Stated goal – Print the entire listing. Each line must match the original exactly.

________

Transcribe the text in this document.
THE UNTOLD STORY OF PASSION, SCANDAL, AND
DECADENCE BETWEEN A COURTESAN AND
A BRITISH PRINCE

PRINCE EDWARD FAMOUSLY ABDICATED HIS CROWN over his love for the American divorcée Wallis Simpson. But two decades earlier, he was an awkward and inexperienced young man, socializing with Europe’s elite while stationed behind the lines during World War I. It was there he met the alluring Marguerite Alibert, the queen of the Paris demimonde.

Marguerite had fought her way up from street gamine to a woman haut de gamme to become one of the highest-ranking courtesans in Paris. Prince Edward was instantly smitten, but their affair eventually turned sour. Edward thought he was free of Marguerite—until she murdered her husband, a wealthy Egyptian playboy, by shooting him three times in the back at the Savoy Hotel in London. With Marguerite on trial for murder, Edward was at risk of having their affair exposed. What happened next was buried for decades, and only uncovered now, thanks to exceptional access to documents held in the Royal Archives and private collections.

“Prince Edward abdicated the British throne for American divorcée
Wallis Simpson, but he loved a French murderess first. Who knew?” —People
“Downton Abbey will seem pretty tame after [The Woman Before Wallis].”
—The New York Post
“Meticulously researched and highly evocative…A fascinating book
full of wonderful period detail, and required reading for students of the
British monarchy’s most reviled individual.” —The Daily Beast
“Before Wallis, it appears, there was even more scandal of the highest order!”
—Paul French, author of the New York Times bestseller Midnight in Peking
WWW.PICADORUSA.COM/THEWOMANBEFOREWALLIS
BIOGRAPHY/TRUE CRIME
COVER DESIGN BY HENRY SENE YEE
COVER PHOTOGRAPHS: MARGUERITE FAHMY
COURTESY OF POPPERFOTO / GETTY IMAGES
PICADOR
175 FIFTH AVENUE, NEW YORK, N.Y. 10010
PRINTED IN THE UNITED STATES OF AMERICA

________

Written response –
Transcribe the text in this document.
THE UNTOLD STORY OF PASSION, SCANDAL, AND
DECADENCE BETWEEN A COURTESAN AND
A BRITISH PRINCE

PRINCE EDWARD FAMOUSLY ABDICATED HIS CROWN over his love for the American divorcée Wallis Simpson. But two decades earlier, he was an awkward and inexperienced young man, socializing with Europe’s elite while stationed behind the lines during World War I. It was there he met the alluring Marguerite Alibert, the queen of the Paris demimonde.

Marguerite had fought her way up from street gamine to a woman haut de gamme to become one of the highest-ranking courtesans in Paris. Prince Edward was instantly smitten, but their affair eventually turned sour. Edward thought he was free of Marguerite—until she murdered her husband, a wealthy Egyptian playboy, by shooting him three times in the back at the Savoy Hotel in London. With Marguerite on trial for murder, Edward was at risk of having their affair exposed. What happened next was buried for decades, and only uncovered now, thanks to exceptional access to documents held in the Royal Archives and private collections.

“Prince Edward abdicated the British throne for American divorcée
Wallis Simpson, but he loved a French murderess first. Who knew?” —People
“Downton Abbey will seem pretty tame after [The Woman Before Wallis].”
—The New York Post
“Meticulously researched and highly evocative…A fascinating book
full of wonderful period detail, and required reading for students of the
British monarchy’s most reviled individual.” —The Daily Beast
“Before Wallis, it appears, there was even more scandal of the highest order!”
—Paul French, author of the New York Times bestseller Midnight in Peking
WWW.PICADORUSA.COM/THEWOMANBEFOREWALLIS
BIOGRAPHY/TRUE CRIME
COVER DESIGN BY HENRY SENE YEE
COVER PHOTOGRAPHS: MARGUERITE FAHMY
COURTESY OF POPPERFOTO / GETTY IMAGES
PICADOR
175 FIFTH AVENUE, NEW YORK, N.Y. 10010
PRINTED IN THE UNITED STATES OF AMERICA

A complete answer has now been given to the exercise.